▶ _DO THIS_
Render the rows from the line that contains "tier-lesser-lords [327,364,473,372]" through the line that contains "page-footer: 第 1 页 共 81 页 [349,1095,444,1109]" as a JSON list of strings, with one string per line and blank lines omitted.

------------------------------------------------

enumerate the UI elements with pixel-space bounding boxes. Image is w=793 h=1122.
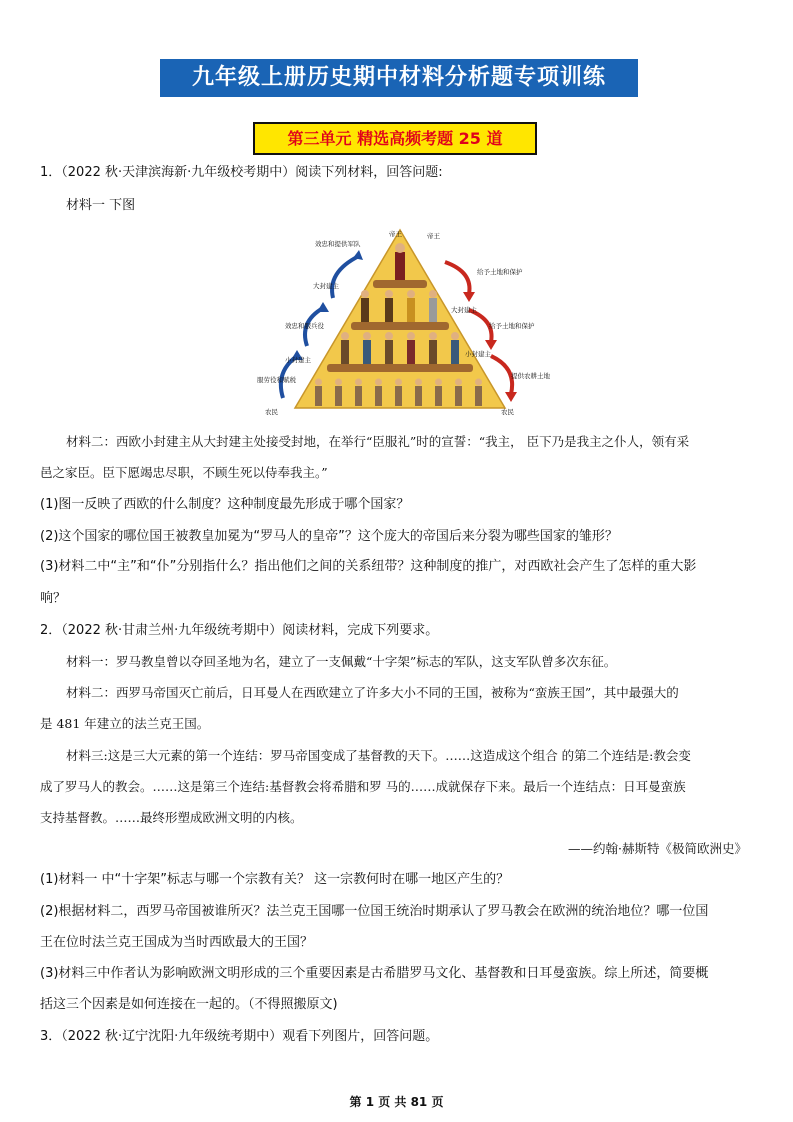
tier-lesser-lords [327,364,473,372]
pyramid-top-label: 帝王 [389,230,402,238]
q2-sub3-line2: 括这三个因素是如何连接在一起的。（不得照搬原文) [40,997,338,1012]
label-right-0: 帝王 [427,232,440,240]
label-left-3: 小封建主 [285,356,311,364]
label-left-4: 服劳役和赋税 [257,376,296,384]
tier-king [373,280,427,288]
q1-sub1: (1)图一反映了西欧的什么制度？这种制度最先形成于哪个国家？ [40,497,410,512]
q1-sub3-line2: 响？ [40,591,67,606]
label-right-3: 给予土地和保护 [489,322,535,330]
q1-material2-line2: 邑之家臣。臣下愿竭忠尽职，不顾生死以侍奉我主。” [40,465,328,480]
label-left-5: 农民 [265,408,278,416]
q1-stem: 1．（2022 秋·天津滨海新·九年级校考期中）阅读下列材料，回答问题: [40,165,443,180]
q2-sub1: (1)材料一 中“十字架”标志与哪一个宗教有关？ 这一宗教何时在哪一地区产生的？ [40,872,510,887]
q2-sub3-line1: (3)材料三中作者认为影响欧洲文明形成的三个重要因素是古希腊罗马文化、基督教和日耳曼蛮族。综上所述，简要概 [40,966,709,981]
page-title-banner: 九年级上册历史期中材料分析题专项训练 [160,59,638,97]
q2-stem: 2．（2022 秋·甘肃兰州·九年级统考期中）阅读材料，完成下列要求。 [40,623,439,638]
label-left-0: 效忠和提供军队 [315,240,361,248]
q1-sub3-line1: (3)材料二中“主”和“仆”分别指什么？指出他们之间的关系纽带？这种制度的推广，对西欧社会产生了怎样的重大影 [40,559,697,574]
label-left-2: 效忠和服兵役 [285,322,324,330]
label-right-5: 提供农耕土地 [511,372,550,380]
q1-material1-label: 材料一 下图 [66,198,136,213]
q2-material3-line3: 支持基督教。……最终形塑成欧洲文明的内核。 [40,810,303,825]
unit-subtitle-banner: 第三单元 精选高频考题 25 道 [253,122,537,155]
q2-material2-line1: 材料二：西罗马帝国灭亡前后，日耳曼人在西欧建立了许多大小不同的王国，被称为“蛮族王国”，其中最强大的 [66,685,679,700]
q1-material2-line1: 材料二：西欧小封建主从大封建主处接受封地，在举行“臣服礼”时的宣誓：“我主， 臣下乃是我主之仆人，领有采 [66,434,690,449]
peasant-figures-icon [315,379,482,407]
q2-material1: 材料一：罗马教皇曾以夺回圣地为名，建立了一支佩戴“十字架”标志的军队，这支军队曾多次东征。 [66,654,617,669]
q2-material3-line1: 材料三:这是三大元素的第一个连结：罗马帝国变成了基督教的天下。……这造成这个组合 的第二个连结是:教会变 [66,748,691,763]
q1-sub2: (2)这个国家的哪位国王被教皇加冕为“罗马人的皇帝”？这个庞大的帝国后来分裂为哪些国家的雏形？ [40,529,618,544]
label-right-6: 农民 [501,408,514,416]
feudal-pyramid-figure [255,222,550,418]
tier-great-lords [351,322,449,330]
q2-sub2-line1: (2)根据材料二，西罗马帝国被谁所灭？法兰克王国哪一位国王统治时期承认了罗马教会在欧洲的统治地位？哪一位国 [40,904,709,919]
label-right-4: 小封建主 [465,350,491,358]
q2-source-citation: ——约翰·赫斯特《极简欧洲史》 [568,841,747,856]
page-footer: 第 1 页 共 81 页 [349,1095,444,1109]
label-right-2: 大封建主 [451,306,477,314]
label-right-1: 给予土地和保护 [477,268,523,276]
q2-material2-line2: 是 481 年建立的法兰克王国。 [40,716,210,731]
label-left-1: 大封建主 [313,282,339,290]
q2-material3-line2: 成了罗马人的教会。……这是第三个连结:基督教会将希腊和罗 马的……成就保存下来。最后一个连结点：日耳曼蛮族 [40,779,686,794]
q2-sub2-line2: 王在位时法兰克王国成为当时西欧最大的王国？ [40,935,314,950]
king-figure-icon [395,243,405,280]
q3-stem: 3．（2022 秋·辽宁沈阳·九年级统考期中）观看下列图片，回答问题。 [40,1029,439,1044]
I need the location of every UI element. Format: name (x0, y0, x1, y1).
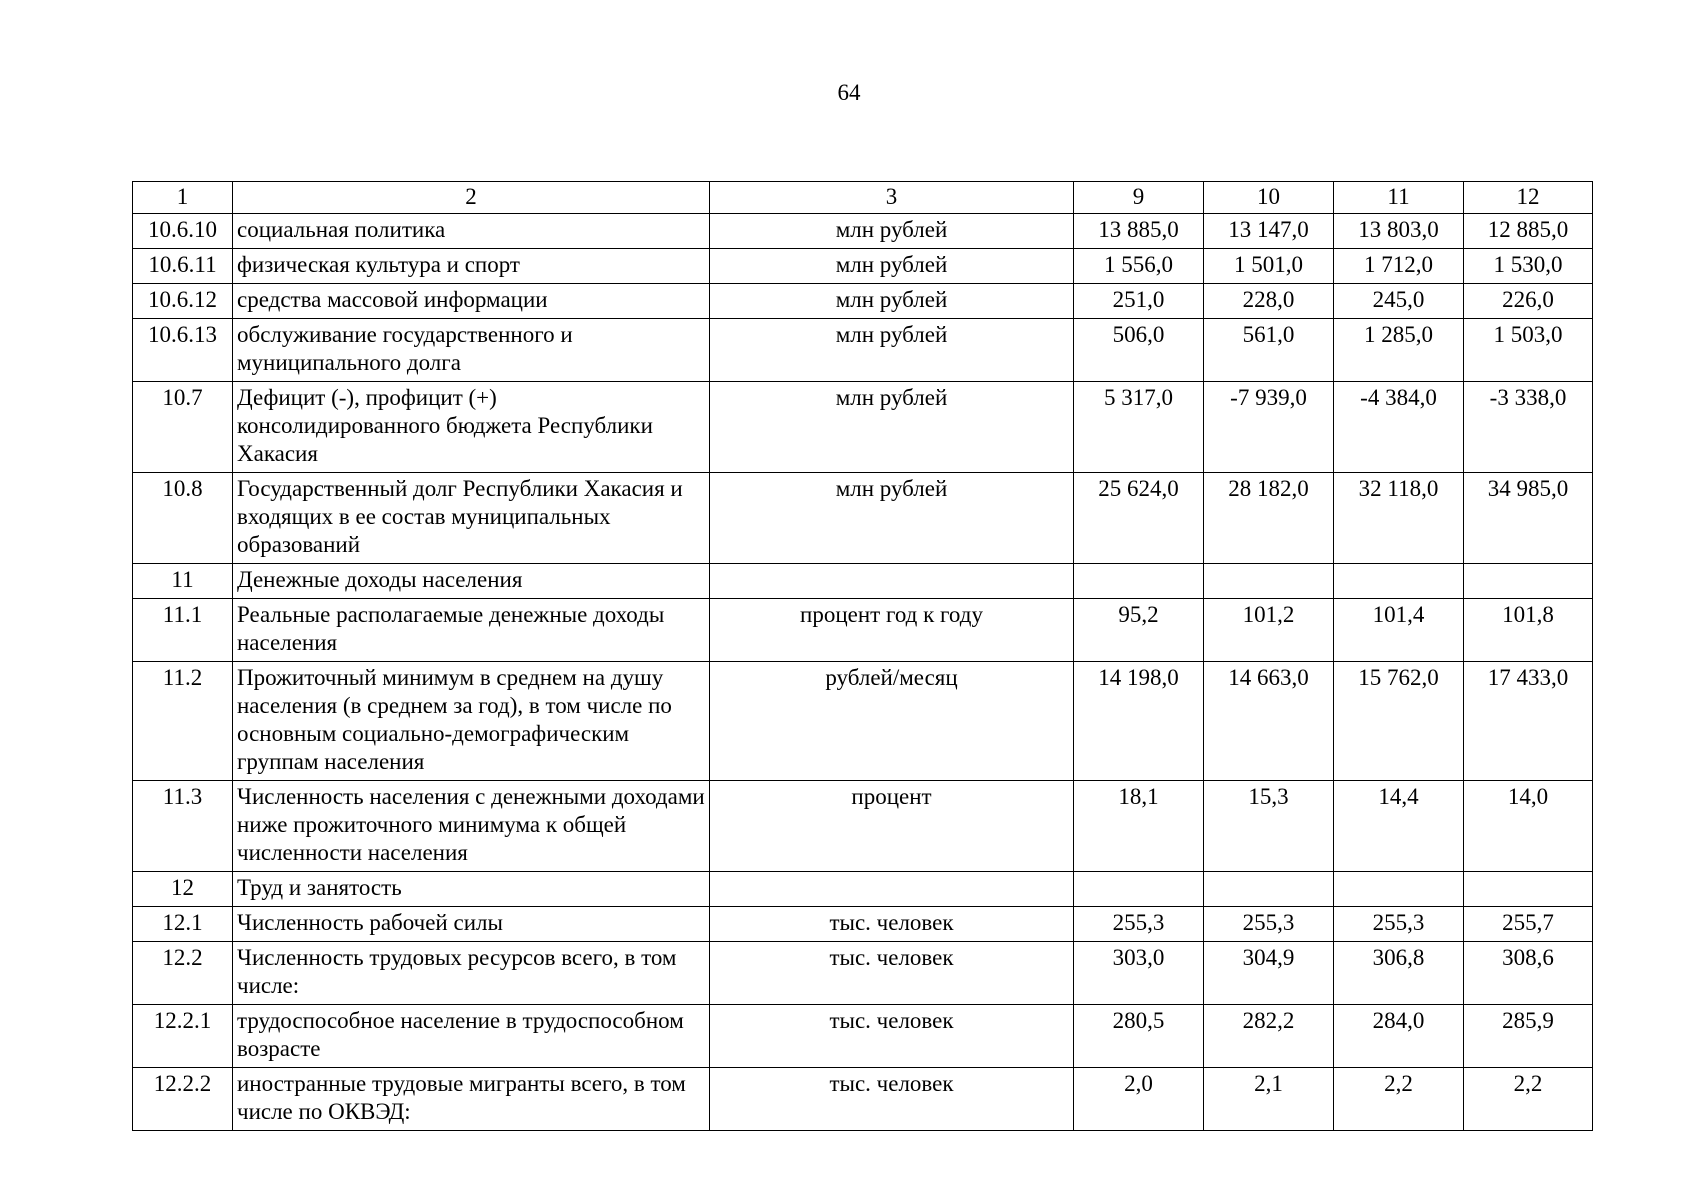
table-header-row (133, 182, 1593, 214)
row-name: Дефицит (-), профицит (+) консолидированного бюджета Республики Хакасия (233, 382, 710, 473)
row-value: 13 885,0 (1074, 214, 1204, 249)
row-unit: млн рублей (710, 382, 1074, 473)
table-row (133, 1005, 1593, 1068)
row-unit: млн рублей (710, 214, 1074, 249)
row-unit: млн рублей (710, 249, 1074, 284)
row-value: 304,9 (1204, 942, 1334, 1005)
row-value: 15 762,0 (1334, 662, 1464, 781)
column-header: 11 (1334, 182, 1464, 214)
row-value: 251,0 (1074, 284, 1204, 319)
row-value (1204, 872, 1334, 907)
row-unit: тыс. человек (710, 1005, 1074, 1068)
row-value: 1 712,0 (1334, 249, 1464, 284)
row-unit: процент (710, 781, 1074, 872)
row-value: 284,0 (1334, 1005, 1464, 1068)
row-unit: рублей/месяц (710, 662, 1074, 781)
row-value: 32 118,0 (1334, 473, 1464, 564)
row-name: физическая культура и спорт (233, 249, 710, 284)
row-value (1464, 564, 1593, 599)
column-header: 1 (133, 182, 233, 214)
row-value: 285,9 (1464, 1005, 1593, 1068)
table-row (133, 249, 1593, 284)
row-value: -7 939,0 (1204, 382, 1334, 473)
row-value: 306,8 (1334, 942, 1464, 1005)
row-value: 101,4 (1334, 599, 1464, 662)
row-number: 11 (133, 564, 233, 599)
row-value (1074, 564, 1204, 599)
row-value: 28 182,0 (1204, 473, 1334, 564)
row-number: 11.1 (133, 599, 233, 662)
row-value (1334, 564, 1464, 599)
row-value: -4 384,0 (1334, 382, 1464, 473)
row-value: 1 503,0 (1464, 319, 1593, 382)
row-value: 2,1 (1204, 1068, 1334, 1131)
row-unit (710, 564, 1074, 599)
row-value: 1 556,0 (1074, 249, 1204, 284)
row-value: 14,0 (1464, 781, 1593, 872)
row-name: Государственный долг Республики Хакасия и входящих в ее состав муниципальных образований (233, 473, 710, 564)
row-number: 12.2 (133, 942, 233, 1005)
row-value: 506,0 (1074, 319, 1204, 382)
row-unit: млн рублей (710, 319, 1074, 382)
row-value (1074, 872, 1204, 907)
row-value: 255,3 (1074, 907, 1204, 942)
row-number: 12.2.1 (133, 1005, 233, 1068)
row-value: 303,0 (1074, 942, 1204, 1005)
row-value: 561,0 (1204, 319, 1334, 382)
table-row (133, 1068, 1593, 1131)
page-number: 64 (837, 80, 861, 105)
row-number: 10.6.11 (133, 249, 233, 284)
column-header: 9 (1074, 182, 1204, 214)
row-name: Труд и занятость (233, 872, 710, 907)
row-unit: тыс. человек (710, 942, 1074, 1005)
table-row (133, 907, 1593, 942)
row-value (1204, 564, 1334, 599)
row-value: 14 198,0 (1074, 662, 1204, 781)
row-value: 14,4 (1334, 781, 1464, 872)
row-value: 1 530,0 (1464, 249, 1593, 284)
table-row (133, 599, 1593, 662)
row-value: 2,2 (1464, 1068, 1593, 1131)
row-value: 255,3 (1334, 907, 1464, 942)
table-row (133, 564, 1593, 599)
row-number: 12 (133, 872, 233, 907)
row-value: 17 433,0 (1464, 662, 1593, 781)
row-value: 255,7 (1464, 907, 1593, 942)
row-name: трудоспособное население в трудоспособном возрасте (233, 1005, 710, 1068)
row-value: 308,6 (1464, 942, 1593, 1005)
row-number: 11.2 (133, 662, 233, 781)
column-header: 12 (1464, 182, 1593, 214)
row-name: Денежные доходы населения (233, 564, 710, 599)
row-value: 2,0 (1074, 1068, 1204, 1131)
row-name: обслуживание государственного и муниципального долга (233, 319, 710, 382)
row-name: Численность населения с денежными доходами ниже прожиточного минимума к общей численности населения (233, 781, 710, 872)
table-row (133, 382, 1593, 473)
table-row (133, 473, 1593, 564)
row-number: 10.6.12 (133, 284, 233, 319)
column-header: 10 (1204, 182, 1334, 214)
row-number: 10.7 (133, 382, 233, 473)
data-table (132, 181, 1593, 1131)
table-row (133, 214, 1593, 249)
row-number: 11.3 (133, 781, 233, 872)
row-name: Численность рабочей силы (233, 907, 710, 942)
row-value: 282,2 (1204, 1005, 1334, 1068)
row-unit: млн рублей (710, 473, 1074, 564)
row-unit: процент год к году (710, 599, 1074, 662)
table-row (133, 942, 1593, 1005)
row-number: 10.6.10 (133, 214, 233, 249)
row-value: 95,2 (1074, 599, 1204, 662)
row-value: 228,0 (1204, 284, 1334, 319)
row-value: 245,0 (1334, 284, 1464, 319)
row-name: Прожиточный минимум в среднем на душу населения (в среднем за год), в том числе по основным социально-демографическим группам населения (233, 662, 710, 781)
row-value: 25 624,0 (1074, 473, 1204, 564)
row-unit: млн рублей (710, 284, 1074, 319)
table-row (133, 662, 1593, 781)
table-row (133, 284, 1593, 319)
row-number: 10.6.13 (133, 319, 233, 382)
row-value: 18,1 (1074, 781, 1204, 872)
row-name: иностранные трудовые мигранты всего, в том числе по ОКВЭД: (233, 1068, 710, 1131)
row-unit: тыс. человек (710, 907, 1074, 942)
table-row (133, 319, 1593, 382)
row-name: средства массовой информации (233, 284, 710, 319)
row-value: 280,5 (1074, 1005, 1204, 1068)
row-value (1464, 872, 1593, 907)
row-number: 12.1 (133, 907, 233, 942)
row-unit (710, 872, 1074, 907)
row-number: 10.8 (133, 473, 233, 564)
row-name: социальная политика (233, 214, 710, 249)
row-name: Реальные располагаемые денежные доходы населения (233, 599, 710, 662)
row-number: 12.2.2 (133, 1068, 233, 1131)
row-value (1334, 872, 1464, 907)
row-value: 226,0 (1464, 284, 1593, 319)
row-value: 101,8 (1464, 599, 1593, 662)
row-value: 12 885,0 (1464, 214, 1593, 249)
table-row (133, 781, 1593, 872)
table-row (133, 872, 1593, 907)
row-value: 101,2 (1204, 599, 1334, 662)
row-value: 2,2 (1334, 1068, 1464, 1131)
row-name: Численность трудовых ресурсов всего, в том числе: (233, 942, 710, 1005)
row-value: 255,3 (1204, 907, 1334, 942)
row-value: 34 985,0 (1464, 473, 1593, 564)
row-value: 13 147,0 (1204, 214, 1334, 249)
row-value: -3 338,0 (1464, 382, 1593, 473)
column-header: 2 (233, 182, 710, 214)
row-value: 1 501,0 (1204, 249, 1334, 284)
row-value: 14 663,0 (1204, 662, 1334, 781)
row-unit: тыс. человек (710, 1068, 1074, 1131)
row-value: 1 285,0 (1334, 319, 1464, 382)
row-value: 15,3 (1204, 781, 1334, 872)
column-header: 3 (710, 182, 1074, 214)
row-value: 13 803,0 (1334, 214, 1464, 249)
row-value: 5 317,0 (1074, 382, 1204, 473)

------------------------------------------------

▶ _SOLUTION TO THIS TASK_
[
  "tier-lesser-lords [327,364,473,372]",
  "pyramid-top-label: 帝王 [389,230,402,238]",
  "q2-sub3-line2: 括这三个因素是如何连接在一起的。（不得照搬原文) [40,997,338,1012]",
  "label-right-0: 帝王 [427,232,440,240]",
  "label-left-3: 小封建主 [285,356,311,364]",
  "label-left-4: 服劳役和赋税 [257,376,296,384]",
  "tier-king [373,280,427,288]",
  "q1-sub1: (1)图一反映了西欧的什么制度？这种制度最先形成于哪个国家？ [40,497,410,512]",
  "q1-sub3-line2: 响？ [40,591,67,606]",
  "label-right-3: 给予土地和保护 [489,322,535,330]",
  "q1-material2-line2: 邑之家臣。臣下愿竭忠尽职，不顾生死以侍奉我主。” [40,465,328,480]",
  "label-left-5: 农民 [265,408,278,416]",
  "q1-stem: 1．（2022 秋·天津滨海新·九年级校考期中）阅读下列材料，回答问题: [40,165,443,180]",
  "q2-sub1: (1)材料一 中“十字架”标志与哪一个宗教有关？ 这一宗教何时在哪一地区产生的？ [40,872,510,887]",
  "q2-sub3-line1: (3)材料三中作者认为影响欧洲文明形成的三个重要因素是古希腊罗马文化、基督教和日耳曼蛮族。综上所述，简要概 [40,966,709,981]",
  "page-title-banner: 九年级上册历史期中材料分析题专项训练 [160,59,638,97]",
  "q2-stem: 2．（2022 秋·甘肃兰州·九年级统考期中）阅读材料，完成下列要求。 [40,623,439,638]",
  "label-left-0: 效忠和提供军队 [315,240,361,248]",
  "q1-sub3-line1: (3)材料二中“主”和“仆”分别指什么？指出他们之间的关系纽带？这种制度的推广，对西欧社会产生了怎样的重大影 [40,559,697,574]",
  "label-left-2: 效忠和服兵役 [285,322,324,330]",
  "label-right-5: 提供农耕土地 [511,372,550,380]",
  "q1-material1-label: 材料一 下图 [66,198,136,213]",
  "q2-material3-line3: 支持基督教。……最终形塑成欧洲文明的内核。 [40,810,303,825]",
  "unit-subtitle-banner: 第三单元 精选高频考题 25 道 [253,122,537,155]",
  "q2-material2-line1: 材料二：西罗马帝国灭亡前后，日耳曼人在西欧建立了许多大小不同的王国，被称为“蛮族王国”，其中最强大的 [66,685,679,700]",
  "q1-material2-line1: 材料二：西欧小封建主从大封建主处接受封地，在举行“臣服礼”时的宣誓：“我主， 臣下乃是我主之仆人，领有采 [66,434,690,449]",
  "peasant-figures-icon [315,379,482,407]",
  "q2-material1: 材料一：罗马教皇曾以夺回圣地为名，建立了一支佩戴“十字架”标志的军队，这支军队曾多次东征。 [66,654,617,669]",
  "q2-material3-line1: 材料三:这是三大元素的第一个连结：罗马帝国变成了基督教的天下。……这造成这个组合 的第二个连结是:教会变 [66,748,691,763]",
  "q1-sub2: (2)这个国家的哪位国王被教皇加冕为“罗马人的皇帝”？这个庞大的帝国后来分裂为哪些国家的雏形？ [40,529,618,544]",
  "label-right-6: 农民 [501,408,514,416]",
  "feudal-pyramid-figure [255,222,550,418]",
  "tier-great-lords [351,322,449,330]",
  "q2-sub2-line1: (2)根据材料二，西罗马帝国被谁所灭？法兰克王国哪一位国王统治时期承认了罗马教会在欧洲的统治地位？哪一位国 [40,904,709,919]",
  "label-right-4: 小封建主 [465,350,491,358]",
  "q2-source-citation: ——约翰·赫斯特《极简欧洲史》 [568,841,747,856]",
  "page-footer: 第 1 页 共 81 页 [349,1095,444,1109]"
]